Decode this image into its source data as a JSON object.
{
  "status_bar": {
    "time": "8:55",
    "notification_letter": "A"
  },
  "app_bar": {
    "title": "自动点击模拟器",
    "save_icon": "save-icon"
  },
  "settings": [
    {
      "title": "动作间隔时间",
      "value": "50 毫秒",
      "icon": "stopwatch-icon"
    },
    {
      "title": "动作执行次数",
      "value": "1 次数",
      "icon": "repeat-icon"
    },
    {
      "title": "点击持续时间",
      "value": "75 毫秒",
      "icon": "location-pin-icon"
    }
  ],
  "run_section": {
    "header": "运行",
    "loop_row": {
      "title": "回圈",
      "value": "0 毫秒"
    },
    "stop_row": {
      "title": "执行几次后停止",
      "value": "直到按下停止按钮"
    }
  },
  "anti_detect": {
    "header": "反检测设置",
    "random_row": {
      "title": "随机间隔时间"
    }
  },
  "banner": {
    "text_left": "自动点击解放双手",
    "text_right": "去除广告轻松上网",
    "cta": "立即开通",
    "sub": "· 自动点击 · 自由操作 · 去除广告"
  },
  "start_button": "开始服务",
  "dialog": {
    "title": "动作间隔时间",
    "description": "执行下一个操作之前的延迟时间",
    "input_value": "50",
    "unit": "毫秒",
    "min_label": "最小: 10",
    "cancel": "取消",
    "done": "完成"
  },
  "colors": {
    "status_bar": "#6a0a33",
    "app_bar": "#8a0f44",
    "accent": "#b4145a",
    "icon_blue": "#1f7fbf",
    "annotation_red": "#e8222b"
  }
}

#### [EXERCISE INSTRUCTIONS]
Copy out the whole listing exactly as written.

#### [EXERCISE OUTPUT]
Decode this image into its source data as a JSON object.
{
  "status_bar": {
    "time": "8:55",
    "notification_letter": "A"
  },
  "app_bar": {
    "title": "自动点击模拟器",
    "save_icon": "save-icon"
  },
  "settings": [
    {
      "title": "动作间隔时间",
      "value": "50 毫秒",
      "icon": "stopwatch-icon"
    },
    {
      "title": "动作执行次数",
      "value": "1 次数",
      "icon": "repeat-icon"
    },
    {
      "title": "点击持续时间",
      "value": "75 毫秒",
      "icon": "location-pin-icon"
    }
  ],
  "run_section": {
    "header": "运行",
    "loop_row": {
      "title": "回圈",
      "value": "0 毫秒"
    },
    "stop_row": {
      "title": "执行几次后停止",
      "value": "直到按下停止按钮"
    }
  },
  "anti_detect": {
    "header": "反检测设置",
    "random_row": {
      "title": "随机间隔时间"
    }
  },
  "banner": {
    "text_left": "自动点击解放双手",
    "text_right": "去除广告轻松上网",
    "cta": "立即开通",
    "sub": "· 自动点击 · 自由操作 · 去除广告"
  },
  "start_button": "开始服务",
  "dialog": {
    "title": "动作间隔时间",
    "description": "执行下一个操作之前的延迟时间",
    "input_value": "50",
    "unit": "毫秒",
    "min_label": "最小: 10",
    "cancel": "取消",
    "done": "完成"
  },
  "colors": {
    "status_bar": "#6a0a33",
    "app_bar": "#8a0f44",
    "accent": "#b4145a",
    "icon_blue": "#1f7fbf",
    "annotation_red": "#e8222b"
  }
}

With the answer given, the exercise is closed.